Problem to work on: Work out how many lines of the records hold the string "value", and reply with that number alone.
+===+
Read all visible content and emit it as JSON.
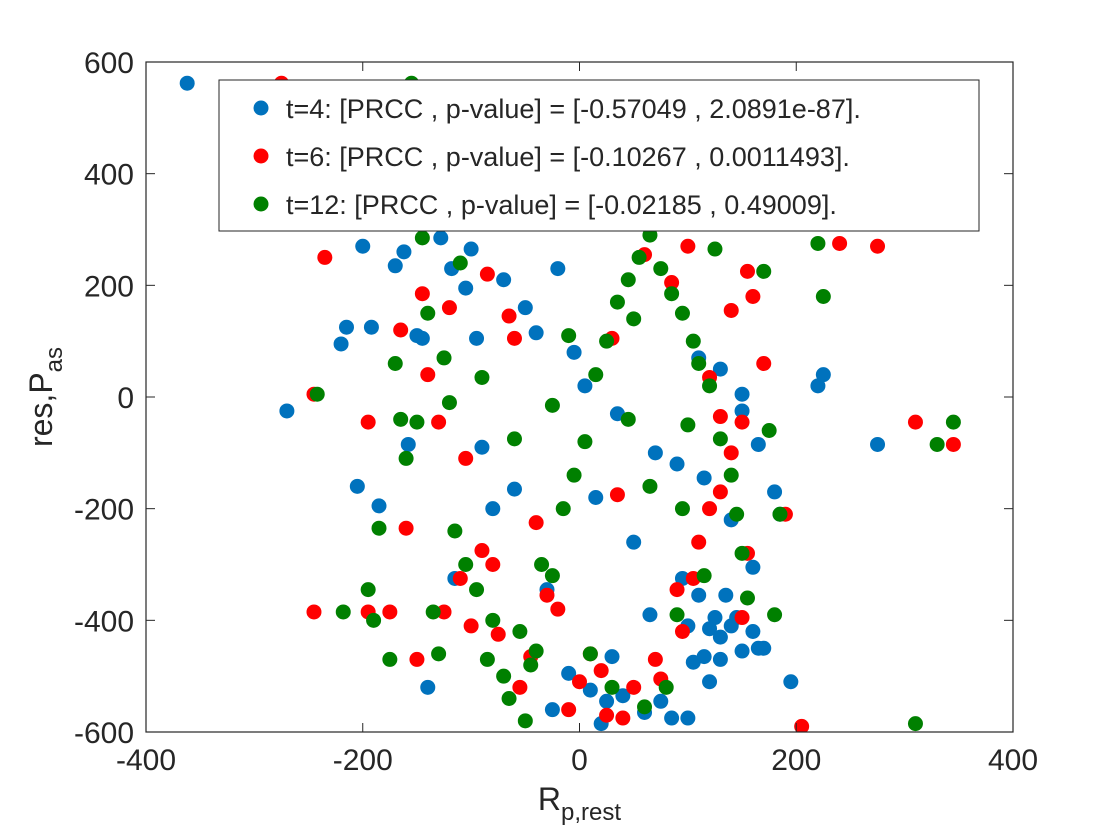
{
  "chart_data": {
    "type": "scatter",
    "xlabel": "R",
    "xlabel_sub": "p,rest",
    "ylabel": "res,P",
    "ylabel_sub": "as",
    "xlim": [
      -400,
      400
    ],
    "ylim": [
      -600,
      600
    ],
    "xticks": [
      -400,
      -200,
      0,
      200,
      400
    ],
    "yticks": [
      -600,
      -400,
      -200,
      0,
      200,
      400,
      600
    ],
    "grid": false,
    "legend_position": "top-right",
    "series": [
      {
        "name": "t=4: [PRCC , p-value] = [-0.57049 , 2.0891e-87].",
        "color": "#0072BD",
        "points": [
          [
            -362,
            562
          ],
          [
            -270,
            -25
          ],
          [
            -220,
            95
          ],
          [
            -215,
            125
          ],
          [
            -205,
            -160
          ],
          [
            -200,
            270
          ],
          [
            -192,
            125
          ],
          [
            -185,
            -195
          ],
          [
            -170,
            235
          ],
          [
            -162,
            260
          ],
          [
            -158,
            -85
          ],
          [
            -150,
            110
          ],
          [
            -145,
            105
          ],
          [
            -140,
            -520
          ],
          [
            -128,
            285
          ],
          [
            -118,
            230
          ],
          [
            -115,
            -325
          ],
          [
            -105,
            195
          ],
          [
            -100,
            265
          ],
          [
            -95,
            105
          ],
          [
            -90,
            -90
          ],
          [
            -80,
            -200
          ],
          [
            -70,
            210
          ],
          [
            -60,
            -165
          ],
          [
            -50,
            160
          ],
          [
            -40,
            115
          ],
          [
            -30,
            -345
          ],
          [
            -25,
            -560
          ],
          [
            -10,
            -495
          ],
          [
            5,
            20
          ],
          [
            10,
            -525
          ],
          [
            20,
            -585
          ],
          [
            25,
            -545
          ],
          [
            30,
            -465
          ],
          [
            40,
            -535
          ],
          [
            60,
            -565
          ],
          [
            65,
            -390
          ],
          [
            75,
            -545
          ],
          [
            85,
            -575
          ],
          [
            100,
            -575
          ],
          [
            105,
            -475
          ],
          [
            110,
            -355
          ],
          [
            115,
            -465
          ],
          [
            120,
            -415
          ],
          [
            125,
            -395
          ],
          [
            130,
            -430
          ],
          [
            135,
            -355
          ],
          [
            140,
            -410
          ],
          [
            145,
            -395
          ],
          [
            150,
            -455
          ],
          [
            160,
            -305
          ],
          [
            165,
            -450
          ],
          [
            170,
            -450
          ],
          [
            160,
            -420
          ],
          [
            150,
            -25
          ],
          [
            165,
            -85
          ],
          [
            180,
            -170
          ],
          [
            185,
            -210
          ],
          [
            195,
            -510
          ],
          [
            220,
            20
          ],
          [
            225,
            40
          ],
          [
            275,
            -85
          ],
          [
            140,
            -220
          ],
          [
            115,
            -145
          ],
          [
            120,
            -510
          ],
          [
            130,
            -470
          ],
          [
            95,
            -325
          ],
          [
            90,
            -120
          ],
          [
            70,
            -100
          ],
          [
            35,
            -30
          ],
          [
            -5,
            80
          ],
          [
            15,
            -180
          ],
          [
            50,
            -260
          ],
          [
            -20,
            230
          ],
          [
            110,
            70
          ],
          [
            130,
            50
          ],
          [
            150,
            5
          ],
          [
            100,
            -410
          ]
        ]
      },
      {
        "name": "t=6: [PRCC , p-value] = [-0.10267 , 0.0011493].",
        "color": "#FF0000",
        "points": [
          [
            -275,
            562
          ],
          [
            -245,
            5
          ],
          [
            -245,
            -385
          ],
          [
            -235,
            250
          ],
          [
            -195,
            -385
          ],
          [
            -195,
            -45
          ],
          [
            -175,
            -385
          ],
          [
            -165,
            120
          ],
          [
            -160,
            -235
          ],
          [
            -150,
            -470
          ],
          [
            -145,
            185
          ],
          [
            -130,
            -45
          ],
          [
            -125,
            -385
          ],
          [
            -110,
            -325
          ],
          [
            -100,
            -410
          ],
          [
            -105,
            -110
          ],
          [
            -90,
            -275
          ],
          [
            -80,
            -300
          ],
          [
            -75,
            -425
          ],
          [
            -55,
            -520
          ],
          [
            -45,
            -465
          ],
          [
            -40,
            -225
          ],
          [
            -30,
            -355
          ],
          [
            -20,
            -380
          ],
          [
            -10,
            -560
          ],
          [
            0,
            -510
          ],
          [
            10,
            -460
          ],
          [
            20,
            -490
          ],
          [
            25,
            -570
          ],
          [
            40,
            -575
          ],
          [
            50,
            -520
          ],
          [
            70,
            -470
          ],
          [
            75,
            -505
          ],
          [
            95,
            -420
          ],
          [
            105,
            -325
          ],
          [
            110,
            -260
          ],
          [
            120,
            -200
          ],
          [
            130,
            -170
          ],
          [
            140,
            -100
          ],
          [
            150,
            -45
          ],
          [
            155,
            225
          ],
          [
            160,
            180
          ],
          [
            170,
            60
          ],
          [
            190,
            -210
          ],
          [
            205,
            -590
          ],
          [
            240,
            275
          ],
          [
            275,
            270
          ],
          [
            310,
            -45
          ],
          [
            345,
            -85
          ],
          [
            140,
            155
          ],
          [
            120,
            35
          ],
          [
            85,
            205
          ],
          [
            60,
            255
          ],
          [
            35,
            -175
          ],
          [
            -60,
            105
          ],
          [
            -85,
            220
          ],
          [
            -120,
            160
          ],
          [
            -140,
            40
          ],
          [
            -65,
            145
          ],
          [
            30,
            105
          ],
          [
            90,
            -345
          ],
          [
            100,
            270
          ],
          [
            130,
            -35
          ],
          [
            150,
            -395
          ],
          [
            155,
            -280
          ]
        ]
      },
      {
        "name": "t=12: [PRCC , p-value] = [-0.02185 , 0.49009].",
        "color": "#008000",
        "points": [
          [
            -155,
            562
          ],
          [
            -242,
            5
          ],
          [
            -218,
            -385
          ],
          [
            -195,
            -345
          ],
          [
            -190,
            -400
          ],
          [
            -185,
            -235
          ],
          [
            -175,
            -470
          ],
          [
            -170,
            60
          ],
          [
            -165,
            -40
          ],
          [
            -160,
            -110
          ],
          [
            -150,
            -45
          ],
          [
            -145,
            285
          ],
          [
            -140,
            150
          ],
          [
            -135,
            -385
          ],
          [
            -130,
            -460
          ],
          [
            -125,
            70
          ],
          [
            -120,
            -10
          ],
          [
            -115,
            -240
          ],
          [
            -105,
            -300
          ],
          [
            -95,
            -345
          ],
          [
            -85,
            -470
          ],
          [
            -80,
            -400
          ],
          [
            -70,
            -500
          ],
          [
            -65,
            -540
          ],
          [
            -55,
            -420
          ],
          [
            -50,
            -580
          ],
          [
            -45,
            -480
          ],
          [
            -40,
            -455
          ],
          [
            -35,
            -300
          ],
          [
            -25,
            -320
          ],
          [
            -15,
            -200
          ],
          [
            -5,
            -140
          ],
          [
            5,
            -80
          ],
          [
            15,
            40
          ],
          [
            25,
            100
          ],
          [
            35,
            170
          ],
          [
            45,
            210
          ],
          [
            55,
            250
          ],
          [
            65,
            290
          ],
          [
            75,
            230
          ],
          [
            85,
            185
          ],
          [
            95,
            150
          ],
          [
            105,
            100
          ],
          [
            110,
            60
          ],
          [
            120,
            20
          ],
          [
            130,
            -75
          ],
          [
            140,
            -140
          ],
          [
            145,
            -210
          ],
          [
            150,
            -280
          ],
          [
            155,
            -360
          ],
          [
            170,
            225
          ],
          [
            175,
            -60
          ],
          [
            180,
            -390
          ],
          [
            185,
            -210
          ],
          [
            220,
            275
          ],
          [
            225,
            180
          ],
          [
            310,
            -585
          ],
          [
            330,
            -85
          ],
          [
            345,
            -45
          ],
          [
            60,
            -555
          ],
          [
            80,
            -520
          ],
          [
            90,
            -390
          ],
          [
            95,
            -200
          ],
          [
            -25,
            -15
          ],
          [
            -60,
            -75
          ],
          [
            -90,
            35
          ],
          [
            -110,
            240
          ],
          [
            10,
            -460
          ],
          [
            30,
            -520
          ],
          [
            45,
            -40
          ],
          [
            -10,
            110
          ],
          [
            65,
            -160
          ],
          [
            100,
            -50
          ],
          [
            115,
            -320
          ],
          [
            125,
            265
          ],
          [
            50,
            140
          ]
        ]
      }
    ]
  }
}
+===+
Written answer: 3